(Records excerpted from a collection)
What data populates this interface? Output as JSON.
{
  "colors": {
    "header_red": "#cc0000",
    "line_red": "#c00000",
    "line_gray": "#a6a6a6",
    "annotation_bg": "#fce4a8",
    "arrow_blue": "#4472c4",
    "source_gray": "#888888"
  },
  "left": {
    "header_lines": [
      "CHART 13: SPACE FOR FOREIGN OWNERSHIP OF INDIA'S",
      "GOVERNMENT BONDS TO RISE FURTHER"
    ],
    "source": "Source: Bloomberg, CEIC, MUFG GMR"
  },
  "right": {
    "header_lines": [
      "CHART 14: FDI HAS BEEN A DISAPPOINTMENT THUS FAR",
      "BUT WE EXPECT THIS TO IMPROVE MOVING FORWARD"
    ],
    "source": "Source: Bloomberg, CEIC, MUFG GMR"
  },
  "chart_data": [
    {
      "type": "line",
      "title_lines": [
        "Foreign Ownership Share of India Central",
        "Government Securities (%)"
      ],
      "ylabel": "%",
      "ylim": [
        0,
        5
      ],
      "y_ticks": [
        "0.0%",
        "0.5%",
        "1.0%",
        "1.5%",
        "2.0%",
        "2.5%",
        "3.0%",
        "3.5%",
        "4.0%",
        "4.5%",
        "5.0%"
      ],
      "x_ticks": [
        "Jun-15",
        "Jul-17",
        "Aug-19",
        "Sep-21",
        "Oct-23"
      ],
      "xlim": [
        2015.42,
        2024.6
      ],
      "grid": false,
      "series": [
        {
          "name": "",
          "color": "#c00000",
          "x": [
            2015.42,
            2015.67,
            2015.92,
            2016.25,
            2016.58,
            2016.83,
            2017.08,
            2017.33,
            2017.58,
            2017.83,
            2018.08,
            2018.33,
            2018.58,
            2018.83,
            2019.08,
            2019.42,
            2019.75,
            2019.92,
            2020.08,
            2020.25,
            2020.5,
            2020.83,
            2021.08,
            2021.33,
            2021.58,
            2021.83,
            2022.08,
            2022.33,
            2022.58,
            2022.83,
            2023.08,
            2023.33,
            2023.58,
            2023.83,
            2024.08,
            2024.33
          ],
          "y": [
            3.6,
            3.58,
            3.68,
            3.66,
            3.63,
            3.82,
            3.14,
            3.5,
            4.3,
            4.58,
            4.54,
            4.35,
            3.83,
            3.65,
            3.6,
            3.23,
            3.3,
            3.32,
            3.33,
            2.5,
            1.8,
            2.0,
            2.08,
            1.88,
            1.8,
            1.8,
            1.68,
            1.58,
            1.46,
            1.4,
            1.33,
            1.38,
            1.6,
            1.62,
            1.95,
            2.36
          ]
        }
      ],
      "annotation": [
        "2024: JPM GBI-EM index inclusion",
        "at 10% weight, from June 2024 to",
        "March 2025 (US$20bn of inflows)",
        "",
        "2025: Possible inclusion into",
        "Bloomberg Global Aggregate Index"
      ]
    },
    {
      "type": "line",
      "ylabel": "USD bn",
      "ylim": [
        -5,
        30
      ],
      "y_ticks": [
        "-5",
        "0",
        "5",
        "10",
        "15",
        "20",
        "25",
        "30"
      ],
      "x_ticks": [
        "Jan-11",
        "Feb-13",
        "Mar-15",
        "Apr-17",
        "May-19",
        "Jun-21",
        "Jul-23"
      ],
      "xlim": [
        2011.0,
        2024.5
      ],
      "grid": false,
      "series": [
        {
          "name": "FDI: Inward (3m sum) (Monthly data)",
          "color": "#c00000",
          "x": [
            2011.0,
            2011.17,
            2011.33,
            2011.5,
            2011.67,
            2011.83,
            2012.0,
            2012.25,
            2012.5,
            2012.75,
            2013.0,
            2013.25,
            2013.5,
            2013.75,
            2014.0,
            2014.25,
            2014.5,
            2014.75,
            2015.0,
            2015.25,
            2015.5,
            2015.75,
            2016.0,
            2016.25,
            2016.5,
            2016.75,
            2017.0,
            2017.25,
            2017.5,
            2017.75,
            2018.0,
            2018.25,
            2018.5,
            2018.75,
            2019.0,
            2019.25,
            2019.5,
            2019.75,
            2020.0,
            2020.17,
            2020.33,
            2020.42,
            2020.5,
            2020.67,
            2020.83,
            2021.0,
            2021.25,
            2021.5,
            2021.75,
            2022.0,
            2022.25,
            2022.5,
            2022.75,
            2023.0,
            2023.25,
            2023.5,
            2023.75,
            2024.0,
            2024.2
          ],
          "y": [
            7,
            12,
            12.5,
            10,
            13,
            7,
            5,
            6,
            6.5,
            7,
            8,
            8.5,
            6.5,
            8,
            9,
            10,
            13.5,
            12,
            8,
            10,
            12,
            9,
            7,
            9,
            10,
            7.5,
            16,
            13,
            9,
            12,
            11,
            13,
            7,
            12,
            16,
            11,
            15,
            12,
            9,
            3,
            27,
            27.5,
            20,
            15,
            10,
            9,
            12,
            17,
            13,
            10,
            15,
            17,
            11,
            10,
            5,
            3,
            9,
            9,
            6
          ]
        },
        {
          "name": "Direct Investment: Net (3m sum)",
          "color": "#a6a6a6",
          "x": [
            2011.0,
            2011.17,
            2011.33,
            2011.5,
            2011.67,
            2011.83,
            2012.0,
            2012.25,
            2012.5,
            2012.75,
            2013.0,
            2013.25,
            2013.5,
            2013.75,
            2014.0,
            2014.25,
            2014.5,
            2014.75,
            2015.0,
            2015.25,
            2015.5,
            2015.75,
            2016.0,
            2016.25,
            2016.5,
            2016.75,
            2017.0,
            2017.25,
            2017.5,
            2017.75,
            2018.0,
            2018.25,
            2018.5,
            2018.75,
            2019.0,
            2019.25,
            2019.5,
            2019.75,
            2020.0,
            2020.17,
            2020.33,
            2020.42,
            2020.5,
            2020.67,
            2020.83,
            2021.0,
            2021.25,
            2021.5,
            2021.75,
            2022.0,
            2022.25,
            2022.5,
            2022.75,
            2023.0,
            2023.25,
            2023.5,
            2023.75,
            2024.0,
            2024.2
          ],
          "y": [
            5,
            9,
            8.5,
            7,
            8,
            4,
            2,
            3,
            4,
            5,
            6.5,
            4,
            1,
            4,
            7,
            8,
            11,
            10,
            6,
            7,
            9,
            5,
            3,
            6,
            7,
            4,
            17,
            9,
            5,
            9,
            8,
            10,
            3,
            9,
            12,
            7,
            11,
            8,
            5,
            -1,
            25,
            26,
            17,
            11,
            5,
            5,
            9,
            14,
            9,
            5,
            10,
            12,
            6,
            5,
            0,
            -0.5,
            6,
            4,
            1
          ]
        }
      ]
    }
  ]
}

Description of the task ->
Exactly as they are written, print the entries again.

Result of this exercise ->
What data populates this interface? Output as JSON.
{
  "colors": {
    "header_red": "#cc0000",
    "line_red": "#c00000",
    "line_gray": "#a6a6a6",
    "annotation_bg": "#fce4a8",
    "arrow_blue": "#4472c4",
    "source_gray": "#888888"
  },
  "left": {
    "header_lines": [
      "CHART 13: SPACE FOR FOREIGN OWNERSHIP OF INDIA'S",
      "GOVERNMENT BONDS TO RISE FURTHER"
    ],
    "source": "Source: Bloomberg, CEIC, MUFG GMR"
  },
  "right": {
    "header_lines": [
      "CHART 14: FDI HAS BEEN A DISAPPOINTMENT THUS FAR",
      "BUT WE EXPECT THIS TO IMPROVE MOVING FORWARD"
    ],
    "source": "Source: Bloomberg, CEIC, MUFG GMR"
  },
  "chart_data": [
    {
      "type": "line",
      "title_lines": [
        "Foreign Ownership Share of India Central",
        "Government Securities (%)"
      ],
      "ylabel": "%",
      "ylim": [
        0,
        5
      ],
      "y_ticks": [
        "0.0%",
        "0.5%",
        "1.0%",
        "1.5%",
        "2.0%",
        "2.5%",
        "3.0%",
        "3.5%",
        "4.0%",
        "4.5%",
        "5.0%"
      ],
      "x_ticks": [
        "Jun-15",
        "Jul-17",
        "Aug-19",
        "Sep-21",
        "Oct-23"
      ],
      "xlim": [
        2015.42,
        2024.6
      ],
      "grid": false,
      "series": [
        {
          "name": "",
          "color": "#c00000",
          "x": [
            2015.42,
            2015.67,
            2015.92,
            2016.25,
            2016.58,
            2016.83,
            2017.08,
            2017.33,
            2017.58,
            2017.83,
            2018.08,
            2018.33,
            2018.58,
            2018.83,
            2019.08,
            2019.42,
            2019.75,
            2019.92,
            2020.08,
            2020.25,
            2020.5,
            2020.83,
            2021.08,
            2021.33,
            2021.58,
            2021.83,
            2022.08,
            2022.33,
            2022.58,
            2022.83,
            2023.08,
            2023.33,
            2023.58,
            2023.83,
            2024.08,
            2024.33
          ],
          "y": [
            3.6,
            3.58,
            3.68,
            3.66,
            3.63,
            3.82,
            3.14,
            3.5,
            4.3,
            4.58,
            4.54,
            4.35,
            3.83,
            3.65,
            3.6,
            3.23,
            3.3,
            3.32,
            3.33,
            2.5,
            1.8,
            2.0,
            2.08,
            1.88,
            1.8,
            1.8,
            1.68,
            1.58,
            1.46,
            1.4,
            1.33,
            1.38,
            1.6,
            1.62,
            1.95,
            2.36
          ]
        }
      ],
      "annotation": [
        "2024: JPM GBI-EM index inclusion",
        "at 10% weight, from June 2024 to",
        "March 2025 (US$20bn of inflows)",
        "",
        "2025: Possible inclusion into",
        "Bloomberg Global Aggregate Index"
      ]
    },
    {
      "type": "line",
      "ylabel": "USD bn",
      "ylim": [
        -5,
        30
      ],
      "y_ticks": [
        "-5",
        "0",
        "5",
        "10",
        "15",
        "20",
        "25",
        "30"
      ],
      "x_ticks": [
        "Jan-11",
        "Feb-13",
        "Mar-15",
        "Apr-17",
        "May-19",
        "Jun-21",
        "Jul-23"
      ],
      "xlim": [
        2011.0,
        2024.5
      ],
      "grid": false,
      "series": [
        {
          "name": "FDI: Inward (3m sum) (Monthly data)",
          "color": "#c00000",
          "x": [
            2011.0,
            2011.17,
            2011.33,
            2011.5,
            2011.67,
            2011.83,
            2012.0,
            2012.25,
            2012.5,
            2012.75,
            2013.0,
            2013.25,
            2013.5,
            2013.75,
            2014.0,
            2014.25,
            2014.5,
            2014.75,
            2015.0,
            2015.25,
            2015.5,
            2015.75,
            2016.0,
            2016.25,
            2016.5,
            2016.75,
            2017.0,
            2017.25,
            2017.5,
            2017.75,
            2018.0,
            2018.25,
            2018.5,
            2018.75,
            2019.0,
            2019.25,
            2019.5,
            2019.75,
            2020.0,
            2020.17,
            2020.33,
            2020.42,
            2020.5,
            2020.67,
            2020.83,
            2021.0,
            2021.25,
            2021.5,
            2021.75,
            2022.0,
            2022.25,
            2022.5,
            2022.75,
            2023.0,
            2023.25,
            2023.5,
            2023.75,
            2024.0,
            2024.2
          ],
          "y": [
            7,
            12,
            12.5,
            10,
            13,
            7,
            5,
            6,
            6.5,
            7,
            8,
            8.5,
            6.5,
            8,
            9,
            10,
            13.5,
            12,
            8,
            10,
            12,
            9,
            7,
            9,
            10,
            7.5,
            16,
            13,
            9,
            12,
            11,
            13,
            7,
            12,
            16,
            11,
            15,
            12,
            9,
            3,
            27,
            27.5,
            20,
            15,
            10,
            9,
            12,
            17,
            13,
            10,
            15,
            17,
            11,
            10,
            5,
            3,
            9,
            9,
            6
          ]
        },
        {
          "name": "Direct Investment: Net (3m sum)",
          "color": "#a6a6a6",
          "x": [
            2011.0,
            2011.17,
            2011.33,
            2011.5,
            2011.67,
            2011.83,
            2012.0,
            2012.25,
            2012.5,
            2012.75,
            2013.0,
            2013.25,
            2013.5,
            2013.75,
            2014.0,
            2014.25,
            2014.5,
            2014.75,
            2015.0,
            2015.25,
            2015.5,
            2015.75,
            2016.0,
            2016.25,
            2016.5,
            2016.75,
            2017.0,
            2017.25,
            2017.5,
            2017.75,
            2018.0,
            2018.25,
            2018.5,
            2018.75,
            2019.0,
            2019.25,
            2019.5,
            2019.75,
            2020.0,
            2020.17,
            2020.33,
            2020.42,
            2020.5,
            2020.67,
            2020.83,
            2021.0,
            2021.25,
            2021.5,
            2021.75,
            2022.0,
            2022.25,
            2022.5,
            2022.75,
            2023.0,
            2023.25,
            2023.5,
            2023.75,
            2024.0,
            2024.2
          ],
          "y": [
            5,
            9,
            8.5,
            7,
            8,
            4,
            2,
            3,
            4,
            5,
            6.5,
            4,
            1,
            4,
            7,
            8,
            11,
            10,
            6,
            7,
            9,
            5,
            3,
            6,
            7,
            4,
            17,
            9,
            5,
            9,
            8,
            10,
            3,
            9,
            12,
            7,
            11,
            8,
            5,
            -1,
            25,
            26,
            17,
            11,
            5,
            5,
            9,
            14,
            9,
            5,
            10,
            12,
            6,
            5,
            0,
            -0.5,
            6,
            4,
            1
          ]
        }
      ]
    }
  ]
}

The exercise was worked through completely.